### What you are asked to do
Extract all lines that hold the string "Score".

### Data provided
------------------------------------------------
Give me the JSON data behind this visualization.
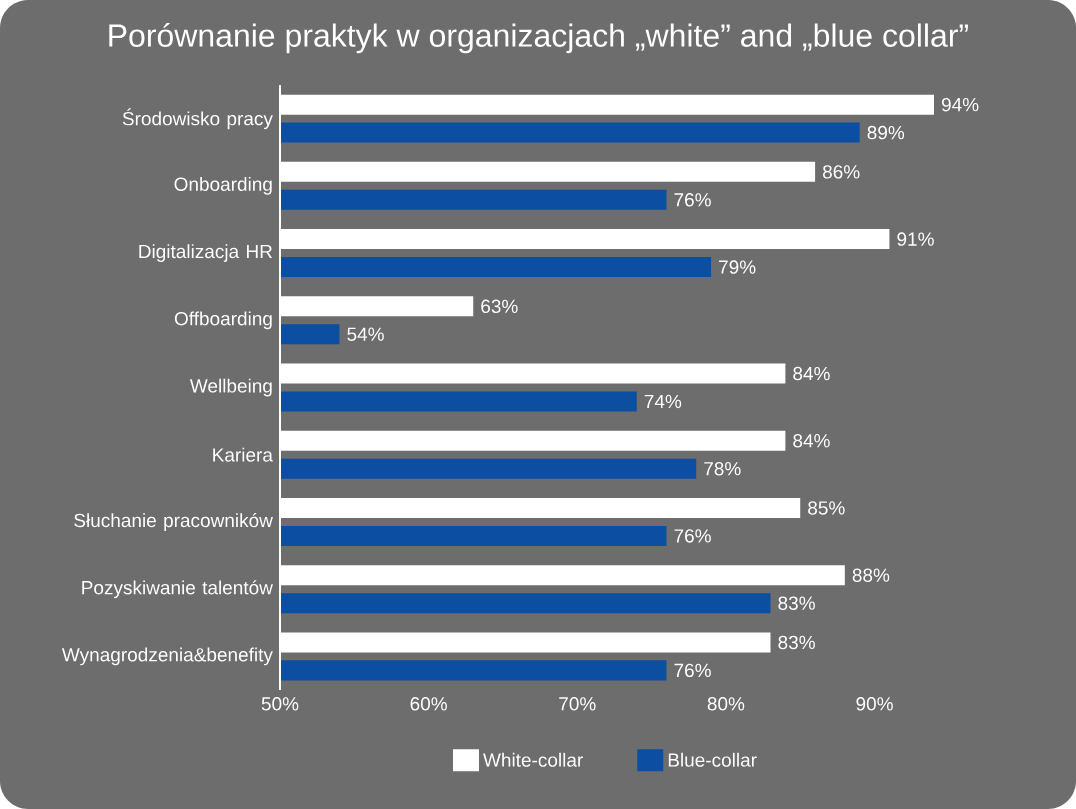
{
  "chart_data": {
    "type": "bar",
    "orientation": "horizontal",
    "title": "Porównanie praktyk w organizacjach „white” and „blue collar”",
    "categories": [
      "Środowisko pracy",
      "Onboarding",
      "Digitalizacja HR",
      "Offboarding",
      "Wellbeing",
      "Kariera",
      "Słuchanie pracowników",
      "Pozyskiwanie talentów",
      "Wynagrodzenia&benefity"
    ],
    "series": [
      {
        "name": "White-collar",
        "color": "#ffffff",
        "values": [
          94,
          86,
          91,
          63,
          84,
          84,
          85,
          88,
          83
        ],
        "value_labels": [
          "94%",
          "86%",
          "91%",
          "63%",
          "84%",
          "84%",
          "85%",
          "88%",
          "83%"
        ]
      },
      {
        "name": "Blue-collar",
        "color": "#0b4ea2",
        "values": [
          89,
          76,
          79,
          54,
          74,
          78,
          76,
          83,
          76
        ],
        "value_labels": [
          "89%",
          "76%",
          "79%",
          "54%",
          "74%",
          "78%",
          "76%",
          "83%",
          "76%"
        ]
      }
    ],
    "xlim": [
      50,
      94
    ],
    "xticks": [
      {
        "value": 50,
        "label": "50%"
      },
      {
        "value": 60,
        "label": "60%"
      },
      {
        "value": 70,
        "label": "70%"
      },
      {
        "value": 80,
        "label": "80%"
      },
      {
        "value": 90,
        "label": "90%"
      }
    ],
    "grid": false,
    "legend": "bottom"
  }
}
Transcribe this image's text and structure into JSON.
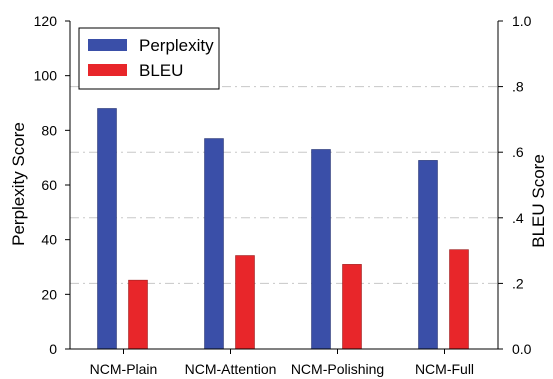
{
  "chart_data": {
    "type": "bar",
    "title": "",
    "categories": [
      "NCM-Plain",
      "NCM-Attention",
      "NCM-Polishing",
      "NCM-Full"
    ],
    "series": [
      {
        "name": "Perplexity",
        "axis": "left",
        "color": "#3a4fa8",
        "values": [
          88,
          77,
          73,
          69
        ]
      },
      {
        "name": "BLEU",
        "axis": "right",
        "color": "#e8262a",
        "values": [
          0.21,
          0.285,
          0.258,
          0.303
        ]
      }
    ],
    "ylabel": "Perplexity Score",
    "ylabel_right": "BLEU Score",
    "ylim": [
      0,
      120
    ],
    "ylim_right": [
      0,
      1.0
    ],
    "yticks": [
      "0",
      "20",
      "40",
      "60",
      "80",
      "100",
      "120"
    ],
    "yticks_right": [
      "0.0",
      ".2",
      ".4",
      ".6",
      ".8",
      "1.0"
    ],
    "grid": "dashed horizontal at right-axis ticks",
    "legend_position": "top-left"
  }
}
------------------------------------------------
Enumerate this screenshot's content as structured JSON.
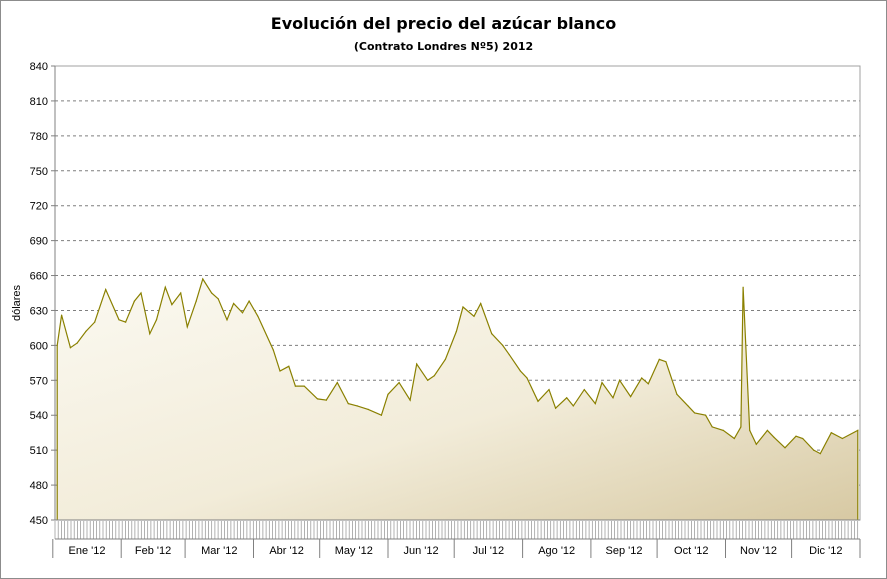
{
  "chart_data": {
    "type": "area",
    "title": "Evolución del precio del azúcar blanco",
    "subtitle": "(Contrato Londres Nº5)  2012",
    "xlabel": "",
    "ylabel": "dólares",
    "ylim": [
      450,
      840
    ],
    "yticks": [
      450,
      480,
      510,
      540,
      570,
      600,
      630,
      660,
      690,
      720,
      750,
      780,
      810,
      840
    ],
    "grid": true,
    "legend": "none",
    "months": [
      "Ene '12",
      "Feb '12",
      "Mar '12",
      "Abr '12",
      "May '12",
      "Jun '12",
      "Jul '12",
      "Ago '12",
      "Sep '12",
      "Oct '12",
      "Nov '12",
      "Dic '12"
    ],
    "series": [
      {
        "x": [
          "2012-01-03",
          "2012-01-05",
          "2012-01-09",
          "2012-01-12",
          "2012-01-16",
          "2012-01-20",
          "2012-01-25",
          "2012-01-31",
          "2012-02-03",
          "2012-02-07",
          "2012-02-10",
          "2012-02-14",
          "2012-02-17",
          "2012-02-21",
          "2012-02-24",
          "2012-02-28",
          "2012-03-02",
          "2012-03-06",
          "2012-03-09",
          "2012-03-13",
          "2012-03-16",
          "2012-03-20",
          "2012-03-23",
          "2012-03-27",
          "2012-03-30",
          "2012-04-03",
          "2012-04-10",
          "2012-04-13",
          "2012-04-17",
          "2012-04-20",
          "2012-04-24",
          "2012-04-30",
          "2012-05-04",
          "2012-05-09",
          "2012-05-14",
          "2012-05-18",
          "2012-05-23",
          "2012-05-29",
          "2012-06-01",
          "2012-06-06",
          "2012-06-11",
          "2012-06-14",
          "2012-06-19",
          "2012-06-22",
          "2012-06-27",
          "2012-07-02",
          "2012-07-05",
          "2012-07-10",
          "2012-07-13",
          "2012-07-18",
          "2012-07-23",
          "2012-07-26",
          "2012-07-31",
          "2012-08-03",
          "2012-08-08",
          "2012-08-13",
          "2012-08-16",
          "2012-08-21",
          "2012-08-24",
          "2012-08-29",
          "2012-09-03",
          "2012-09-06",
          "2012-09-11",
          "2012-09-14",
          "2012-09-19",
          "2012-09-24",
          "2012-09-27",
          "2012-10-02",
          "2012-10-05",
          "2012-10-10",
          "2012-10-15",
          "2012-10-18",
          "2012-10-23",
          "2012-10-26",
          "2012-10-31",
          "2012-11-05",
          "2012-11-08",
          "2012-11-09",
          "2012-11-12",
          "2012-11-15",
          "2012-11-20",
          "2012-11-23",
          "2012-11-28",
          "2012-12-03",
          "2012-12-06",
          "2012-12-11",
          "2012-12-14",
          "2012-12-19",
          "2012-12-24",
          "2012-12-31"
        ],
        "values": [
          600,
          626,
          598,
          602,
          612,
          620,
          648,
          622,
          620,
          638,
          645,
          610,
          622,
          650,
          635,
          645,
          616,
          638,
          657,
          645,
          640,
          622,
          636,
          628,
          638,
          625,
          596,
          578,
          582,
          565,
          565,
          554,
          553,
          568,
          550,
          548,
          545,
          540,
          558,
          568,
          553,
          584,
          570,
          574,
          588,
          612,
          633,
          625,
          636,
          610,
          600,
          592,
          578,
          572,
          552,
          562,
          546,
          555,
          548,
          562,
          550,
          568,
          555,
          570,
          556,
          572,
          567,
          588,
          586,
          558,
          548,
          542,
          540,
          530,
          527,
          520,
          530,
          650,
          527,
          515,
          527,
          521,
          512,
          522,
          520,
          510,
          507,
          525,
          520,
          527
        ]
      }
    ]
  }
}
------------------------------------------------
### Solution to the problem
    "ylabel": "Perplexity Score",
    "ylabel_right": "BLEU Score",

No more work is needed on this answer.